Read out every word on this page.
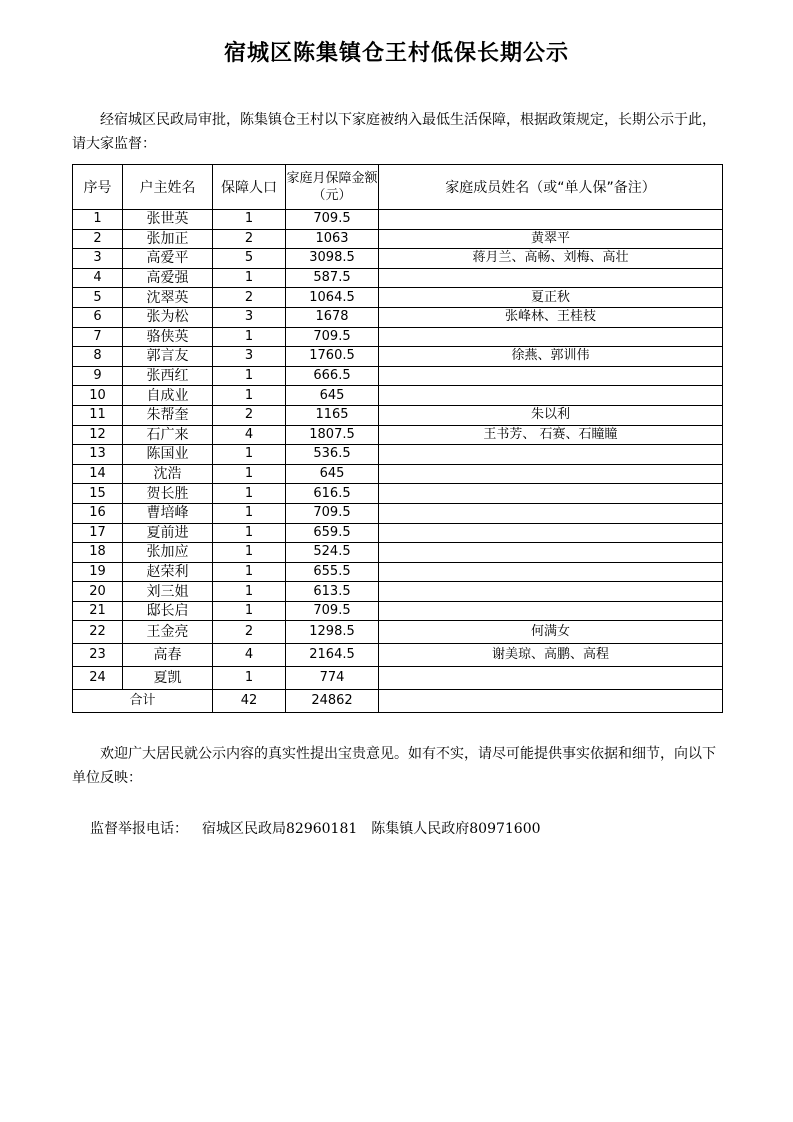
宿城区陈集镇仓王村低保长期公示
经宿城区民政局审批，陈集镇仓王村以下家庭被纳入最低生活保障，根据政策规定，长期公示于此，请大家监督：
序号	户主姓名	保障人口	家庭月保障金额（元）	家庭成员姓名（或“单人保”备注）
1	张世英	1	709.5	
2	张加正	2	1063	黄翠平
3	高爱平	5	3098.5	蒋月兰、高畅、刘梅、高壮
4	高爱强	1	587.5	
5	沈翠英	2	1064.5	夏正秋
6	张为松	3	1678	张峰林、王桂枝
7	骆侠英	1	709.5	
8	郭言友	3	1760.5	徐燕、郭训伟
9	张西红	1	666.5	
10	自成业	1	645	
11	朱帮奎	2	1165	朱以利
12	石广来	4	1807.5	王书芳、 石赛、石瞳瞳
13	陈国业	1	536.5	
14	沈浩	1	645	
15	贺长胜	1	616.5	
16	曹培峰	1	709.5	
17	夏前进	1	659.5	
18	张加应	1	524.5	
19	赵荣利	1	655.5	
20	刘三姐	1	613.5	
21	邸长启	1	709.5	
22	王金亮	2	1298.5	何满女
23	高春	4	2164.5	谢美琼、高鹏、高程
24	夏凯	1	774	
合计		42	24862	
欢迎广大居民就公示内容的真实性提出宝贵意见。如有不实，请尽可能提供事实依据和细节，向以下单位反映：
监督举报电话： 宿城区民政局82960181 陈集镇人民政府80971600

----

[To do]:
Transcribe the listing in full and omit the pictures.

[Response for this exercise]:
Read out every word on this page.
宿城区陈集镇仓王村低保长期公示
经宿城区民政局审批，陈集镇仓王村以下家庭被纳入最低生活保障，根据政策规定，长期公示于此，请大家监督：
序号	户主姓名	保障人口	家庭月保障金额（元）	家庭成员姓名（或“单人保”备注）
1	张世英	1	709.5	
2	张加正	2	1063	黄翠平
3	高爱平	5	3098.5	蒋月兰、高畅、刘梅、高壮
4	高爱强	1	587.5	
5	沈翠英	2	1064.5	夏正秋
6	张为松	3	1678	张峰林、王桂枝
7	骆侠英	1	709.5	
8	郭言友	3	1760.5	徐燕、郭训伟
9	张西红	1	666.5	
10	自成业	1	645	
11	朱帮奎	2	1165	朱以利
12	石广来	4	1807.5	王书芳、 石赛、石瞳瞳
13	陈国业	1	536.5	
14	沈浩	1	645	
15	贺长胜	1	616.5	
16	曹培峰	1	709.5	
17	夏前进	1	659.5	
18	张加应	1	524.5	
19	赵荣利	1	655.5	
20	刘三姐	1	613.5	
21	邸长启	1	709.5	
22	王金亮	2	1298.5	何满女
23	高春	4	2164.5	谢美琼、高鹏、高程
24	夏凯	1	774	
合计		42	24862	
欢迎广大居民就公示内容的真实性提出宝贵意见。如有不实，请尽可能提供事实依据和细节，向以下单位反映：
监督举报电话： 宿城区民政局82960181 陈集镇人民政府80971600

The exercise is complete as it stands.